Transcribe the records that follow, preserving every word.

BEGIN Extracted entries

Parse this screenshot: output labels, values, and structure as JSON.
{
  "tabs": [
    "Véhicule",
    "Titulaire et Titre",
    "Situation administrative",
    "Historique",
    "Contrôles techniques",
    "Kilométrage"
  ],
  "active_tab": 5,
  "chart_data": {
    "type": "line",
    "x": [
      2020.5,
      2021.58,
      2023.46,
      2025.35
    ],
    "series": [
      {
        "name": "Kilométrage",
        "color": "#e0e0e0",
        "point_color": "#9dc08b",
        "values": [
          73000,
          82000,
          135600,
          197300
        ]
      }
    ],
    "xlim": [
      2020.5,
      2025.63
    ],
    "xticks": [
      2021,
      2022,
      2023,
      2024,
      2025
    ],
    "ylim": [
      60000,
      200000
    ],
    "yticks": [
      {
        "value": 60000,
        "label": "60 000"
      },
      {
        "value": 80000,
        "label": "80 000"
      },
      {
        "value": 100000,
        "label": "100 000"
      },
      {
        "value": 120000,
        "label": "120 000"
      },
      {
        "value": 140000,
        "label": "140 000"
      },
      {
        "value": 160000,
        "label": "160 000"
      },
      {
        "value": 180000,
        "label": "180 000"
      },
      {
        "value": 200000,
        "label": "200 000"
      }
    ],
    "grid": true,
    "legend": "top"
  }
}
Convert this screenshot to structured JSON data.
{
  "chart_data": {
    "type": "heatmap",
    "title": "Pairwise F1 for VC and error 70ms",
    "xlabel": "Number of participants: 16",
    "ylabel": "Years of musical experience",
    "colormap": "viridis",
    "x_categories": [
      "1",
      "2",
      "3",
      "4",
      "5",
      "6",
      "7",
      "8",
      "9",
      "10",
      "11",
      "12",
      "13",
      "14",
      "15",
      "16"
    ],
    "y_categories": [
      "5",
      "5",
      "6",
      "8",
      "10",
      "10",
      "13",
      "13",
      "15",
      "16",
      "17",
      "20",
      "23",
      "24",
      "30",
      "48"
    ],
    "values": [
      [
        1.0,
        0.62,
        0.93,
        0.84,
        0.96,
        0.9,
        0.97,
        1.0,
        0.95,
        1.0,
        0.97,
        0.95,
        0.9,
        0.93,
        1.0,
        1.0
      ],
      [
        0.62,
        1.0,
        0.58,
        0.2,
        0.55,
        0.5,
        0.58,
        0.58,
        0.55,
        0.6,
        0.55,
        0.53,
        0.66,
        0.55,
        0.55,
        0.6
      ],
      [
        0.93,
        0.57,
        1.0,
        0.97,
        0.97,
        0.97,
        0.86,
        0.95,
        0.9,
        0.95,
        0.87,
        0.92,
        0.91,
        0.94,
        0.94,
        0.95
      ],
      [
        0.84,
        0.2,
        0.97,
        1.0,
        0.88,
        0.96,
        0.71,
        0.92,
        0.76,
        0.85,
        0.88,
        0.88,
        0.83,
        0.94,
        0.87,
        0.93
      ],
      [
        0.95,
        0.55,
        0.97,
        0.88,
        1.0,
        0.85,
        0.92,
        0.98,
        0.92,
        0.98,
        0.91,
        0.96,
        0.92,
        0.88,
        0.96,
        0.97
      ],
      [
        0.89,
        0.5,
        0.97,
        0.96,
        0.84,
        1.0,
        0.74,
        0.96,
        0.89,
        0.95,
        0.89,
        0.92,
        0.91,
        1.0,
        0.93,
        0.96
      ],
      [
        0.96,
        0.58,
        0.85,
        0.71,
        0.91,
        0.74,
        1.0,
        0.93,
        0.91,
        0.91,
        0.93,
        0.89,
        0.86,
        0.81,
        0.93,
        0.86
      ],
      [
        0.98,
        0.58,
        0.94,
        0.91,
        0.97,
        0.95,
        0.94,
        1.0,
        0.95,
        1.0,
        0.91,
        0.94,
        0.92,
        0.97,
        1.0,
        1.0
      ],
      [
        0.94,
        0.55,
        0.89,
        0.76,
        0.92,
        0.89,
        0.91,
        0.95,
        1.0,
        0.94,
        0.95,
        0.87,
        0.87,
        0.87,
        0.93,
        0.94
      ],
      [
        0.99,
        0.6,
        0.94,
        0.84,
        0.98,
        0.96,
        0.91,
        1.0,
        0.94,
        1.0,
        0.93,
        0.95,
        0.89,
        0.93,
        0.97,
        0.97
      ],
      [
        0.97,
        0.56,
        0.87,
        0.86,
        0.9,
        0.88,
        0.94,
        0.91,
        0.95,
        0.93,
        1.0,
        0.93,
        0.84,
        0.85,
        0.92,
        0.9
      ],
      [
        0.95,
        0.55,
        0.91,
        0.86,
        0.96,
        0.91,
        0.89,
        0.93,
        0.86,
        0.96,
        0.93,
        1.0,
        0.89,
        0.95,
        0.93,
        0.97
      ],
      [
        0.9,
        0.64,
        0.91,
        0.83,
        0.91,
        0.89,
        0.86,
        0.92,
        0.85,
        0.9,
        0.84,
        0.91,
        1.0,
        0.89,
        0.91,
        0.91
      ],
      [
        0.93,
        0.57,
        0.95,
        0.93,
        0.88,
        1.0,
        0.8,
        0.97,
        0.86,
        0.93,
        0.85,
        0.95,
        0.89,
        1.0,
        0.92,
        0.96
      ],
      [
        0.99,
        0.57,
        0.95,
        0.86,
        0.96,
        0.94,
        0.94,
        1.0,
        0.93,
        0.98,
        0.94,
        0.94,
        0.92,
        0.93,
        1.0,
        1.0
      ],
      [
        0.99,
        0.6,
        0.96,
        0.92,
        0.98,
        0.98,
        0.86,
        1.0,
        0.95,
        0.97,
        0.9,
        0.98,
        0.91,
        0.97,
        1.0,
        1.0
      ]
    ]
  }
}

END Extracted entries

■ Finished answer:
Parse this screenshot: output labels, values, and structure as JSON.
{
  "tabs": [
    "Véhicule",
    "Titulaire et Titre",
    "Situation administrative",
    "Historique",
    "Contrôles techniques",
    "Kilométrage"
  ],
  "active_tab": 5,
  "chart_data": {
    "type": "line",
    "x": [
      2020.5,
      2021.58,
      2023.46,
      2025.35
    ],
    "series": [
      {
        "name": "Kilométrage",
        "color": "#e0e0e0",
        "point_color": "#9dc08b",
        "values": [
          73000,
          82000,
          135600,
          197300
        ]
      }
    ],
    "xlim": [
      2020.5,
      2025.63
    ],
    "xticks": [
      2021,
      2022,
      2023,
      2024,
      2025
    ],
    "ylim": [
      60000,
      200000
    ],
    "yticks": [
      {
        "value": 60000,
        "label": "60 000"
      },
      {
        "value": 80000,
        "label": "80 000"
      },
      {
        "value": 100000,
        "label": "100 000"
      },
      {
        "value": 120000,
        "label": "120 000"
      },
      {
        "value": 140000,
        "label": "140 000"
      },
      {
        "value": 160000,
        "label": "160 000"
      },
      {
        "value": 180000,
        "label": "180 000"
      },
      {
        "value": 200000,
        "label": "200 000"
      }
    ],
    "grid": true,
    "legend": "top"
  }
}
Convert this screenshot to structured JSON data.
{
  "chart_data": {
    "type": "heatmap",
    "title": "Pairwise F1 for VC and error 70ms",
    "xlabel": "Number of participants: 16",
    "ylabel": "Years of musical experience",
    "colormap": "viridis",
    "x_categories": [
      "1",
      "2",
      "3",
      "4",
      "5",
      "6",
      "7",
      "8",
      "9",
      "10",
      "11",
      "12",
      "13",
      "14",
      "15",
      "16"
    ],
    "y_categories": [
      "5",
      "5",
      "6",
      "8",
      "10",
      "10",
      "13",
      "13",
      "15",
      "16",
      "17",
      "20",
      "23",
      "24",
      "30",
      "48"
    ],
    "values": [
      [
        1.0,
        0.62,
        0.93,
        0.84,
        0.96,
        0.9,
        0.97,
        1.0,
        0.95,
        1.0,
        0.97,
        0.95,
        0.9,
        0.93,
        1.0,
        1.0
      ],
      [
        0.62,
        1.0,
        0.58,
        0.2,
        0.55,
        0.5,
        0.58,
        0.58,
        0.55,
        0.6,
        0.55,
        0.53,
        0.66,
        0.55,
        0.55,
        0.6
      ],
      [
        0.93,
        0.57,
        1.0,
        0.97,
        0.97,
        0.97,
        0.86,
        0.95,
        0.9,
        0.95,
        0.87,
        0.92,
        0.91,
        0.94,
        0.94,
        0.95
      ],
      [
        0.84,
        0.2,
        0.97,
        1.0,
        0.88,
        0.96,
        0.71,
        0.92,
        0.76,
        0.85,
        0.88,
        0.88,
        0.83,
        0.94,
        0.87,
        0.93
      ],
      [
        0.95,
        0.55,
        0.97,
        0.88,
        1.0,
        0.85,
        0.92,
        0.98,
        0.92,
        0.98,
        0.91,
        0.96,
        0.92,
        0.88,
        0.96,
        0.97
      ],
      [
        0.89,
        0.5,
        0.97,
        0.96,
        0.84,
        1.0,
        0.74,
        0.96,
        0.89,
        0.95,
        0.89,
        0.92,
        0.91,
        1.0,
        0.93,
        0.96
      ],
      [
        0.96,
        0.58,
        0.85,
        0.71,
        0.91,
        0.74,
        1.0,
        0.93,
        0.91,
        0.91,
        0.93,
        0.89,
        0.86,
        0.81,
        0.93,
        0.86
      ],
      [
        0.98,
        0.58,
        0.94,
        0.91,
        0.97,
        0.95,
        0.94,
        1.0,
        0.95,
        1.0,
        0.91,
        0.94,
        0.92,
        0.97,
        1.0,
        1.0
      ],
      [
        0.94,
        0.55,
        0.89,
        0.76,
        0.92,
        0.89,
        0.91,
        0.95,
        1.0,
        0.94,
        0.95,
        0.87,
        0.87,
        0.87,
        0.93,
        0.94
      ],
      [
        0.99,
        0.6,
        0.94,
        0.84,
        0.98,
        0.96,
        0.91,
        1.0,
        0.94,
        1.0,
        0.93,
        0.95,
        0.89,
        0.93,
        0.97,
        0.97
      ],
      [
        0.97,
        0.56,
        0.87,
        0.86,
        0.9,
        0.88,
        0.94,
        0.91,
        0.95,
        0.93,
        1.0,
        0.93,
        0.84,
        0.85,
        0.92,
        0.9
      ],
      [
        0.95,
        0.55,
        0.91,
        0.86,
        0.96,
        0.91,
        0.89,
        0.93,
        0.86,
        0.96,
        0.93,
        1.0,
        0.89,
        0.95,
        0.93,
        0.97
      ],
      [
        0.9,
        0.64,
        0.91,
        0.83,
        0.91,
        0.89,
        0.86,
        0.92,
        0.85,
        0.9,
        0.84,
        0.91,
        1.0,
        0.89,
        0.91,
        0.91
      ],
      [
        0.93,
        0.57,
        0.95,
        0.93,
        0.88,
        1.0,
        0.8,
        0.97,
        0.86,
        0.93,
        0.85,
        0.95,
        0.89,
        1.0,
        0.92,
        0.96
      ],
      [
        0.99,
        0.57,
        0.95,
        0.86,
        0.96,
        0.94,
        0.94,
        1.0,
        0.93,
        0.98,
        0.94,
        0.94,
        0.92,
        0.93,
        1.0,
        1.0
      ],
      [
        0.99,
        0.6,
        0.96,
        0.92,
        0.98,
        0.98,
        0.86,
        1.0,
        0.95,
        0.97,
        0.9,
        0.98,
        0.91,
        0.97,
        1.0,
        1.0
      ]
    ]
  }
}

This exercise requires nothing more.